-- Written task --
Would you restate all the data that follows, word for word?

Source data:
● ● ● ● ● ● ●

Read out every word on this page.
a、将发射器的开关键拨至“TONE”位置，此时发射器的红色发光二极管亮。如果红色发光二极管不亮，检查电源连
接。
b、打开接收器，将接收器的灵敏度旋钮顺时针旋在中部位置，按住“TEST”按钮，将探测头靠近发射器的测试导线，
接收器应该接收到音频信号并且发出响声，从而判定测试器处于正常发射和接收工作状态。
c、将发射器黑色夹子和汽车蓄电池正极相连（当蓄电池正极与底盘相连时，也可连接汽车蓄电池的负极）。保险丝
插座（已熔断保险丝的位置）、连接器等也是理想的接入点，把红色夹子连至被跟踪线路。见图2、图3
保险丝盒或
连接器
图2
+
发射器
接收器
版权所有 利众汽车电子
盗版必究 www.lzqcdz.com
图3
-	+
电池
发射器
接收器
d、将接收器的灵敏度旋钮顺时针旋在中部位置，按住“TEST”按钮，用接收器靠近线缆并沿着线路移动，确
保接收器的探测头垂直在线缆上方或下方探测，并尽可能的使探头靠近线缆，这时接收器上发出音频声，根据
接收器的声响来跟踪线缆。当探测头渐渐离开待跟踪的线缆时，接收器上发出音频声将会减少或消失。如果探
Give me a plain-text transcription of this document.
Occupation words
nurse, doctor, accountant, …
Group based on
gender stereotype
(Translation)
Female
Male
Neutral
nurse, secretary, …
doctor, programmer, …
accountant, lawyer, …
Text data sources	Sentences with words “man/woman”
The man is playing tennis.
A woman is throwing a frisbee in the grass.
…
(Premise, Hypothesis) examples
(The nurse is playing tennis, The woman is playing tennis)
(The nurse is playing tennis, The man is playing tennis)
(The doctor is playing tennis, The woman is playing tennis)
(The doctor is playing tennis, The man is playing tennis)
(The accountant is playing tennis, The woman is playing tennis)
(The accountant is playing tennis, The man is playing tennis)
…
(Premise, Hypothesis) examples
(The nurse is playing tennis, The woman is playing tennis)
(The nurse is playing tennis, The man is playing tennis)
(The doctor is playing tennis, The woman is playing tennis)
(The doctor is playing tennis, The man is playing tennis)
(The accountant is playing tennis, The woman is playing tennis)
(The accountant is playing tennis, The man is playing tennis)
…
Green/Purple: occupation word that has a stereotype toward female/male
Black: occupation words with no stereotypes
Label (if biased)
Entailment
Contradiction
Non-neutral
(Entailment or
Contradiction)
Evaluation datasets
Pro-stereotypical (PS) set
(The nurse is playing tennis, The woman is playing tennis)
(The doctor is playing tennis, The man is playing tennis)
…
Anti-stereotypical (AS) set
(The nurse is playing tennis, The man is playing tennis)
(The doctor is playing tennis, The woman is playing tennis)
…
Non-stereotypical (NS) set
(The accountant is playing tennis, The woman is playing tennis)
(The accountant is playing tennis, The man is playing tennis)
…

● ● ● ● ● ● ●

-- In response --
Read out every word on this page.
a、将发射器的开关键拨至“TONE”位置，此时发射器的红色发光二极管亮。如果红色发光二极管不亮，检查电源连
接。
b、打开接收器，将接收器的灵敏度旋钮顺时针旋在中部位置，按住“TEST”按钮，将探测头靠近发射器的测试导线，
接收器应该接收到音频信号并且发出响声，从而判定测试器处于正常发射和接收工作状态。
c、将发射器黑色夹子和汽车蓄电池正极相连（当蓄电池正极与底盘相连时，也可连接汽车蓄电池的负极）。保险丝
插座（已熔断保险丝的位置）、连接器等也是理想的接入点，把红色夹子连至被跟踪线路。见图2、图3
保险丝盒或
连接器
图2
+
发射器
接收器
版权所有 利众汽车电子
盗版必究 www.lzqcdz.com
图3
-	+
电池
发射器
接收器
d、将接收器的灵敏度旋钮顺时针旋在中部位置，按住“TEST”按钮，用接收器靠近线缆并沿着线路移动，确
保接收器的探测头垂直在线缆上方或下方探测，并尽可能的使探头靠近线缆，这时接收器上发出音频声，根据
接收器的声响来跟踪线缆。当探测头渐渐离开待跟踪的线缆时，接收器上发出音频声将会减少或消失。如果探
Give me a plain-text transcription of this document.
Occupation words
nurse, doctor, accountant, …
Group based on
gender stereotype
(Translation)
Female
Male
Neutral
nurse, secretary, …
doctor, programmer, …
accountant, lawyer, …
Text data sources	Sentences with words “man/woman”
The man is playing tennis.
A woman is throwing a frisbee in the grass.
…
(Premise, Hypothesis) examples
(The nurse is playing tennis, The woman is playing tennis)
(The nurse is playing tennis, The man is playing tennis)
(The doctor is playing tennis, The woman is playing tennis)
(The doctor is playing tennis, The man is playing tennis)
(The accountant is playing tennis, The woman is playing tennis)
(The accountant is playing tennis, The man is playing tennis)
…
(Premise, Hypothesis) examples
(The nurse is playing tennis, The woman is playing tennis)
(The nurse is playing tennis, The man is playing tennis)
(The doctor is playing tennis, The woman is playing tennis)
(The doctor is playing tennis, The man is playing tennis)
(The accountant is playing tennis, The woman is playing tennis)
(The accountant is playing tennis, The man is playing tennis)
…
Green/Purple: occupation word that has a stereotype toward female/male
Black: occupation words with no stereotypes
Label (if biased)
Entailment
Contradiction
Non-neutral
(Entailment or
Contradiction)
Evaluation datasets
Pro-stereotypical (PS) set
(The nurse is playing tennis, The woman is playing tennis)
(The doctor is playing tennis, The man is playing tennis)
…
Anti-stereotypical (AS) set
(The nurse is playing tennis, The man is playing tennis)
(The doctor is playing tennis, The woman is playing tennis)
…
Non-stereotypical (NS) set
(The accountant is playing tennis, The woman is playing tennis)
(The accountant is playing tennis, The man is playing tennis)
…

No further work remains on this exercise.